(Layout dataset entries)
***
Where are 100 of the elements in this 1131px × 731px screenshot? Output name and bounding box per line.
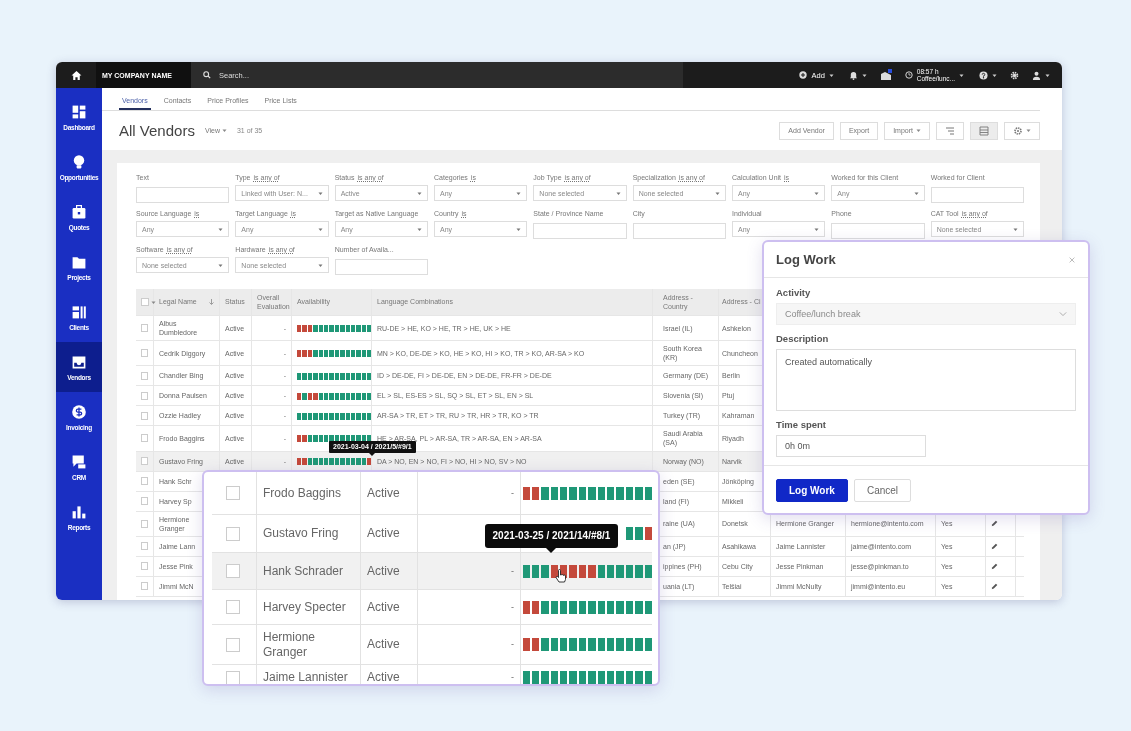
time-spent-field[interactable]: 0h 0m: [776, 435, 926, 457]
field-label: Description: [776, 333, 830, 344]
caret-icon: [715, 190, 720, 196]
checkbox[interactable]: [226, 564, 240, 578]
checkbox[interactable]: [141, 298, 149, 306]
grid-view-button[interactable]: [970, 121, 998, 140]
checkbox[interactable]: [141, 542, 148, 551]
filter-button[interactable]: [936, 121, 964, 140]
clock-icon: [904, 71, 913, 79]
caret-icon: [221, 128, 227, 133]
checkbox[interactable]: [141, 582, 148, 591]
text-field[interactable]: [831, 222, 925, 239]
table-cell: Frodo Baggins: [263, 485, 342, 501]
caret-icon: [317, 262, 323, 268]
checkbox[interactable]: [226, 637, 240, 652]
caret-icon: [1013, 226, 1018, 232]
checkbox[interactable]: [141, 371, 148, 380]
plus-circle-icon: [799, 71, 808, 79]
caret-icon: [1045, 72, 1050, 78]
caret-icon: [516, 190, 522, 196]
tooltip: 2021-03-25 / 2021/14/#8/1: [484, 523, 619, 553]
caret-icon: [218, 262, 224, 268]
table-cell: Gustavo Fring: [263, 526, 339, 541]
text-field[interactable]: [533, 222, 627, 239]
pencil-icon[interactable]: [991, 562, 998, 570]
table-cell: -: [511, 487, 514, 499]
description-field[interactable]: Created automatically: [776, 349, 1076, 411]
search-icon[interactable]: [203, 71, 211, 79]
checkbox[interactable]: [141, 477, 148, 486]
pencil-icon[interactable]: [991, 520, 998, 528]
caret-icon: [615, 190, 621, 196]
table-cell: -: [511, 639, 514, 650]
table-cell: Active: [367, 485, 400, 501]
checkbox[interactable]: [141, 457, 148, 466]
caret-icon: [516, 226, 522, 232]
table-cell: Active: [367, 670, 400, 684]
help-icon: [979, 70, 988, 80]
grid-icon: [979, 125, 989, 136]
cancel-button[interactable]: Cancel: [853, 479, 912, 502]
checkbox[interactable]: [141, 391, 148, 400]
table-cell: Hank Schrader: [263, 563, 344, 579]
field-label: Activity: [776, 287, 812, 298]
checkbox[interactable]: [226, 486, 240, 500]
table-cell: -: [511, 672, 514, 683]
checkbox[interactable]: [226, 526, 240, 541]
chevron-down-icon: [1059, 311, 1067, 317]
chat-icon: [71, 453, 87, 470]
table-cell: -: [511, 601, 514, 613]
inbox-tray-icon[interactable]: [879, 69, 892, 81]
caret-icon: [861, 72, 867, 78]
table-cell: Active: [367, 599, 400, 615]
sort-arrow-icon[interactable]: [209, 299, 214, 305]
caret-icon: [828, 72, 834, 78]
caret-icon: [814, 226, 820, 232]
table-cell: Active: [367, 563, 400, 579]
checkbox[interactable]: [141, 434, 148, 443]
text-field[interactable]: [632, 222, 726, 239]
caret-icon: [317, 226, 323, 232]
inbox-icon: [71, 353, 87, 370]
pencil-icon[interactable]: [991, 582, 998, 590]
caret-icon: [317, 190, 323, 196]
id-card-icon: [71, 303, 87, 320]
pencil-icon[interactable]: [991, 542, 998, 550]
filter-icon: [945, 125, 955, 136]
settings-icon[interactable]: [1010, 70, 1019, 80]
home-icon[interactable]: [70, 69, 82, 81]
caret-icon: [1026, 128, 1031, 133]
caret-icon: [151, 299, 156, 305]
checkbox[interactable]: [226, 670, 240, 684]
checkbox[interactable]: [141, 497, 148, 506]
help-button[interactable]: [977, 68, 999, 82]
dialog-title: Log Work: [776, 252, 836, 267]
user-icon: [1032, 70, 1041, 80]
table-cell-text: Hermione Granger: [263, 630, 317, 659]
caret-icon: [417, 190, 422, 196]
caret-icon: [916, 128, 921, 133]
page-title: All Vendors: [119, 122, 195, 139]
lightbulb-icon: [71, 153, 87, 170]
checkbox[interactable]: [141, 349, 148, 358]
checkbox[interactable]: [141, 411, 148, 420]
checkbox[interactable]: [141, 324, 148, 333]
log-work-button[interactable]: Log Work: [776, 479, 848, 502]
caret-icon: [814, 190, 820, 196]
checkbox[interactable]: [226, 600, 240, 614]
checkbox[interactable]: [141, 562, 148, 571]
settings-button[interactable]: [1004, 121, 1040, 140]
close-icon[interactable]: [1068, 255, 1076, 264]
caret-icon: [417, 226, 422, 232]
hand-pointer-icon: [554, 568, 567, 583]
checkbox[interactable]: [141, 519, 148, 528]
text-field[interactable]: [334, 258, 428, 275]
table-cell: Harvey Specter: [263, 599, 346, 615]
caret-icon: [992, 72, 997, 78]
text-field[interactable]: [136, 186, 230, 203]
table-cell: Active: [367, 526, 400, 541]
field-label: Time spent: [776, 419, 827, 430]
table-cell: Jaime Lannister: [263, 670, 348, 684]
coin-icon: [71, 403, 87, 420]
caret-icon: [913, 190, 919, 196]
text-field[interactable]: [930, 186, 1024, 203]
***
THE REQUEST :: Return the lines of the data starting at the line containing "time-spent-field[interactable]: 0h 0m: [776, 435, 926, 457]" and ending at the line containing "grid-view-button[interactable]: [970, 121, 998, 140]", copied verbatim.

REPLY ::
time-spent-field[interactable]: 0h 0m: [776, 435, 926, 457]
field-label: Description: [776, 333, 830, 344]
caret-icon: [715, 190, 720, 196]
checkbox[interactable]: [226, 564, 240, 578]
checkbox[interactable]: [141, 298, 149, 306]
grid-view-button[interactable]: [970, 121, 998, 140]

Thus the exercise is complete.